* START Stored records *

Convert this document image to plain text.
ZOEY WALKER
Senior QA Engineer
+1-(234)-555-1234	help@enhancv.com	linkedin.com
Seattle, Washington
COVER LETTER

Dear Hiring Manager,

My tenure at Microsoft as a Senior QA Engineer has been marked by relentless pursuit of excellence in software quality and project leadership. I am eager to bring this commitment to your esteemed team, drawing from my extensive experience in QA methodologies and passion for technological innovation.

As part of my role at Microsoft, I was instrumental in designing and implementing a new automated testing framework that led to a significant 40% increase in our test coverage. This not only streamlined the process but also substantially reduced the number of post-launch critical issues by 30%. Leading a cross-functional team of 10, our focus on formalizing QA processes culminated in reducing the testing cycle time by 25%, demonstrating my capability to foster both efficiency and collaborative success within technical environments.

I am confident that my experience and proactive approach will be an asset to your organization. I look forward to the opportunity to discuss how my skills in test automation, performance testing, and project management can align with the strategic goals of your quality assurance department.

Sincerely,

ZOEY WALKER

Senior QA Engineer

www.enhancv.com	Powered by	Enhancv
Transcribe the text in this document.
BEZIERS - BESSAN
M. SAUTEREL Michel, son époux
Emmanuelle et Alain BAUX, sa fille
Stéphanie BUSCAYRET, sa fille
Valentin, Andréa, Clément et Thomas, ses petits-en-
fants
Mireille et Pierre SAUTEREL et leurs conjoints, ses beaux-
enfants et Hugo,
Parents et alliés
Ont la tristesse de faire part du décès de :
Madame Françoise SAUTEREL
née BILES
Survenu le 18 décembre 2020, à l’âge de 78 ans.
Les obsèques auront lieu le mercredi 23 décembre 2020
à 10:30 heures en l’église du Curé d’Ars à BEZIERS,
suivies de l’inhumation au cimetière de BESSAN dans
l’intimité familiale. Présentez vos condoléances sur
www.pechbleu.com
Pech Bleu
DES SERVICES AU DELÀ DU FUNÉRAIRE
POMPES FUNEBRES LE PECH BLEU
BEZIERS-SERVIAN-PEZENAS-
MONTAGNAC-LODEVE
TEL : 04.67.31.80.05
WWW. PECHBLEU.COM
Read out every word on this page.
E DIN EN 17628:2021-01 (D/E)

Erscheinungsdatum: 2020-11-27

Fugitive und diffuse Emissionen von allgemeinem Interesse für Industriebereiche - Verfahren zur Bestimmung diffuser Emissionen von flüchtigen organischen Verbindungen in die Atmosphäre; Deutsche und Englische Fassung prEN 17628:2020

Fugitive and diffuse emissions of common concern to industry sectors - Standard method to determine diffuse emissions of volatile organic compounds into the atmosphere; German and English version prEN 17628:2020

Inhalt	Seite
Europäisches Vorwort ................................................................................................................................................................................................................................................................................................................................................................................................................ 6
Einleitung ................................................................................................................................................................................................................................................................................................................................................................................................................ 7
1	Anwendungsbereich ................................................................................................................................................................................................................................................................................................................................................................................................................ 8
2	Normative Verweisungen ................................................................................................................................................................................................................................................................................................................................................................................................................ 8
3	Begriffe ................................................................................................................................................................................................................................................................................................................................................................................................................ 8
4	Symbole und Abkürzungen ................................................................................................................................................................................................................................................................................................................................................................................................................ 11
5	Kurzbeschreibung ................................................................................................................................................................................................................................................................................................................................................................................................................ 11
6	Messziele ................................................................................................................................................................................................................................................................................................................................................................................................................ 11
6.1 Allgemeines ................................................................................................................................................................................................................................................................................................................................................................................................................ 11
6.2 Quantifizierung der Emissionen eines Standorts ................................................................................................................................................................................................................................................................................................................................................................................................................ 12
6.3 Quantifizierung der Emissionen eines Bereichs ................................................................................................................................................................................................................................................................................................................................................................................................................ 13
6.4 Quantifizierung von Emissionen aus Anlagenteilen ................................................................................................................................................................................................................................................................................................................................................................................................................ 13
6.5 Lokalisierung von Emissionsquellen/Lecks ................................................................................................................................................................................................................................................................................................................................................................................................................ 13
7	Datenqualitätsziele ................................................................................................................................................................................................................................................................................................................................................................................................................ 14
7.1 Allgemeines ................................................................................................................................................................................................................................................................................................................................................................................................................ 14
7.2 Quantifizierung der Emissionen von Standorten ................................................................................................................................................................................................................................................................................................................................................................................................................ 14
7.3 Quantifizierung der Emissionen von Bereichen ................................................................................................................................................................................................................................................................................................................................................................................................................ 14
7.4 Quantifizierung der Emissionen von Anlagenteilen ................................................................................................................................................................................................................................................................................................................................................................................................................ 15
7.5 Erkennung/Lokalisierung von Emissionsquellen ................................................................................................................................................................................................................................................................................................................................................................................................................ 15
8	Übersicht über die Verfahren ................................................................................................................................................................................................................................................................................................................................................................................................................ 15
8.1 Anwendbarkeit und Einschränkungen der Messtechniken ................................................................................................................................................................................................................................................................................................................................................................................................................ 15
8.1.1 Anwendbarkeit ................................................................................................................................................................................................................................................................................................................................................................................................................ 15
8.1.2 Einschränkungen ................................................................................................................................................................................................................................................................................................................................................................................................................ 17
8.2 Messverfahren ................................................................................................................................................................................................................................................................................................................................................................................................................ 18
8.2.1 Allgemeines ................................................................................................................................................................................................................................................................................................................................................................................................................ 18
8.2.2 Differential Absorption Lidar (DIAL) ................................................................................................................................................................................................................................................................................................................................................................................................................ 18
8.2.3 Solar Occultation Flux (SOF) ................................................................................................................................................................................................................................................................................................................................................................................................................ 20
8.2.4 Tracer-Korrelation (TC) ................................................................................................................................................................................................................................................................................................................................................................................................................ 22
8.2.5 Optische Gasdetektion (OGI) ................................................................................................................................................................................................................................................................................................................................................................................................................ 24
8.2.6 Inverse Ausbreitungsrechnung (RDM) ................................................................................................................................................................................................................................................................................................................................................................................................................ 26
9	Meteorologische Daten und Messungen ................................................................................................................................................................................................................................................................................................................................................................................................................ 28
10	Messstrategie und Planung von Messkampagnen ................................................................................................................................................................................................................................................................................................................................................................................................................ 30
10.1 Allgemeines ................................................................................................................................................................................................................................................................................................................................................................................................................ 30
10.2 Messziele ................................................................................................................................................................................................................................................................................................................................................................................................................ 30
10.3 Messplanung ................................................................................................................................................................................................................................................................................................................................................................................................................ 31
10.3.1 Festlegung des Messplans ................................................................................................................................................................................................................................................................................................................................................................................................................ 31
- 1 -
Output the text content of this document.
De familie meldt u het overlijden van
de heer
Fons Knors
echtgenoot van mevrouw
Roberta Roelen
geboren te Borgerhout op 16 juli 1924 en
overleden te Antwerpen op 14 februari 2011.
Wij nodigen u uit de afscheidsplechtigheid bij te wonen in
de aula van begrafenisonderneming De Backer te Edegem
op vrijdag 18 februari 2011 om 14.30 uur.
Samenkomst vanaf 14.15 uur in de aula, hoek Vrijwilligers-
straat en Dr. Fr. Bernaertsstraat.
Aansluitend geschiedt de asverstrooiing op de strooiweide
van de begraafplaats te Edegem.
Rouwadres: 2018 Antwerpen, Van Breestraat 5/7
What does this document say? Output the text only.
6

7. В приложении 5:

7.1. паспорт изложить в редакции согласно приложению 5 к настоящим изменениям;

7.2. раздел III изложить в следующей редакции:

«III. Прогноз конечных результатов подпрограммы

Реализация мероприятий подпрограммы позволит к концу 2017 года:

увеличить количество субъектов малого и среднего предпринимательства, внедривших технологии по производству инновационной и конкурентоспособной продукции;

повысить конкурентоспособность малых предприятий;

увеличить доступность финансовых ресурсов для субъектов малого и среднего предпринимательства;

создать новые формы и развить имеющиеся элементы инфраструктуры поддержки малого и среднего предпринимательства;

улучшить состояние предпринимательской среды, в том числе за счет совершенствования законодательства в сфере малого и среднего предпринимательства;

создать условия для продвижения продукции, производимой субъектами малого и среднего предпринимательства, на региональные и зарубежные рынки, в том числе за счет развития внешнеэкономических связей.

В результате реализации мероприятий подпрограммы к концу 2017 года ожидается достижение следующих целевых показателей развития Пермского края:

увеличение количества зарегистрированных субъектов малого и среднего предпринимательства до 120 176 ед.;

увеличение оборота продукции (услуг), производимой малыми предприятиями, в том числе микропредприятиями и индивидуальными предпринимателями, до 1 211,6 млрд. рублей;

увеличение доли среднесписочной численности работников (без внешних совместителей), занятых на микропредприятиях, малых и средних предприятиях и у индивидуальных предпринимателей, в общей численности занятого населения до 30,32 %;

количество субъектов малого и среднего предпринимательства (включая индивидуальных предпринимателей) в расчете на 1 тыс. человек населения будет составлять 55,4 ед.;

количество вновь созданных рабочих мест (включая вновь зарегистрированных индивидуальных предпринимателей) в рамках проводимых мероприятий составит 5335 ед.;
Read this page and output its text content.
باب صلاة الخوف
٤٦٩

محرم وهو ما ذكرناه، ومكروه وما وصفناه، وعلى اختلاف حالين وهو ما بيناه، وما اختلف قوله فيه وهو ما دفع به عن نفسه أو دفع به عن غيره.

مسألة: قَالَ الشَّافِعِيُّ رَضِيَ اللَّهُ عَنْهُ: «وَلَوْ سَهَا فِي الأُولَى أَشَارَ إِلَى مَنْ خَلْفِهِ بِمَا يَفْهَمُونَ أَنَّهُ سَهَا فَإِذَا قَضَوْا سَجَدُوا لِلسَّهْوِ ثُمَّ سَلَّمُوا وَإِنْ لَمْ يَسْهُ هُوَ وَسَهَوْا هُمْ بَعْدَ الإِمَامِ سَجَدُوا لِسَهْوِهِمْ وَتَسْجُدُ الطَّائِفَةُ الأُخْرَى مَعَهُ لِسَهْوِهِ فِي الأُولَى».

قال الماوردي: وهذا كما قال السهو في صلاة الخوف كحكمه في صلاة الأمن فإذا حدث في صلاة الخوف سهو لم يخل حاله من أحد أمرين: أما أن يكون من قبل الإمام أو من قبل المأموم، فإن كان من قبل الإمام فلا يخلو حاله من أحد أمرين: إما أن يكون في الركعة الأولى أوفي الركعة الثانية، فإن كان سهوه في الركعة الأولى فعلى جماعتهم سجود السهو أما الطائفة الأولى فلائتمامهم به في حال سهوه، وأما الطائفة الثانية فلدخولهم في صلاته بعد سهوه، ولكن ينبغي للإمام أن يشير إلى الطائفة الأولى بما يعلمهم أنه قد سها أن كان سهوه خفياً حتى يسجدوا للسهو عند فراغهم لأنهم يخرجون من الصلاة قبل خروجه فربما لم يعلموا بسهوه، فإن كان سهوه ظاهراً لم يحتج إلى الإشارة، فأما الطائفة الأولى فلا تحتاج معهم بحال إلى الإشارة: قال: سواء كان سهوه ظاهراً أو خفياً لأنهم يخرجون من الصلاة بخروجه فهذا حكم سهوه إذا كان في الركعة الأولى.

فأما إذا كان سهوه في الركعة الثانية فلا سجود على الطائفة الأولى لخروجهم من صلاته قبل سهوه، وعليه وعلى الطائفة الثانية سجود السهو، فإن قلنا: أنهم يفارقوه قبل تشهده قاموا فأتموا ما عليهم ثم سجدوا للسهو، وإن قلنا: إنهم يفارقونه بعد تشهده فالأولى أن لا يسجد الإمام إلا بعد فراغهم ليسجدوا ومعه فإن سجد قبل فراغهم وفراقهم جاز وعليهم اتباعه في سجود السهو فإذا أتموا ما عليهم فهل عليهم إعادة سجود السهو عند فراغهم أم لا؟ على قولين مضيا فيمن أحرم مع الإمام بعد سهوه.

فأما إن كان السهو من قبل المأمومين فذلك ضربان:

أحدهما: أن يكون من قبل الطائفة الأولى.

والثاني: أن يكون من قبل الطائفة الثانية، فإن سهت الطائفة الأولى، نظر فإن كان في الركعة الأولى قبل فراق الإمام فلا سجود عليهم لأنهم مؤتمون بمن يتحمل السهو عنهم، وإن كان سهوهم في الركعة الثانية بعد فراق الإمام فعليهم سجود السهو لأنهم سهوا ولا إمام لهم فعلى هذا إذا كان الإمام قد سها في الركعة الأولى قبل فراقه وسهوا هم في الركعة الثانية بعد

* END Stored records *

**Job:** Using the listing above, return all lines where the word "صلاته" occurs.

**Response:**
قال الماوردي: وهذا كما قال السهو في صلاة الخوف كحكمه في صلاة الأمن فإذا حدث في صلاة الخوف سهو لم يخل حاله من أحد أمرين: أما أن يكون من قبل الإمام أو من قبل المأموم، فإن كان من قبل الإمام فلا يخلو حاله من أحد أمرين: إما أن يكون في الركعة الأولى أوفي الركعة الثانية، فإن كان سهوه في الركعة الأولى فعلى جماعتهم سجود السهو أما الطائفة الأولى فلائتمامهم به في حال سهوه، وأما الطائفة الثانية فلدخولهم في صلاته بعد سهوه، ولكن ينبغي للإمام أن يشير إلى الطائفة الأولى بما يعلمهم أنه قد سها أن كان سهوه خفياً حتى يسجدوا للسهو عند فراغهم لأنهم يخرجون من الصلاة قبل خروجه فربما لم يعلموا بسهوه، فإن كان سهوه ظاهراً لم يحتج إلى الإشارة، فأما الطائفة الأولى فلا تحتاج معهم بحال إلى الإشارة: قال: سواء كان سهوه ظاهراً أو خفياً لأنهم يخرجون من الصلاة بخروجه فهذا حكم سهوه إذا كان في الركعة الأولى.
فأما إذا كان سهوه في الركعة الثانية فلا سجود على الطائفة الأولى لخروجهم من صلاته قبل سهوه، وعليه وعلى الطائفة الثانية سجود السهو، فإن قلنا: أنهم يفارقوه قبل تشهده قاموا فأتموا ما عليهم ثم سجدوا للسهو، وإن قلنا: إنهم يفارقونه بعد تشهده فالأولى أن لا يسجد الإمام إلا بعد فراغهم ليسجدوا ومعه فإن سجد قبل فراغهم وفراقهم جاز وعليهم اتباعه في سجود السهو فإذا أتموا ما عليهم فهل عليهم إعادة سجود السهو عند فراغهم أم لا؟ على قولين مضيا فيمن أحرم مع الإمام بعد سهوه.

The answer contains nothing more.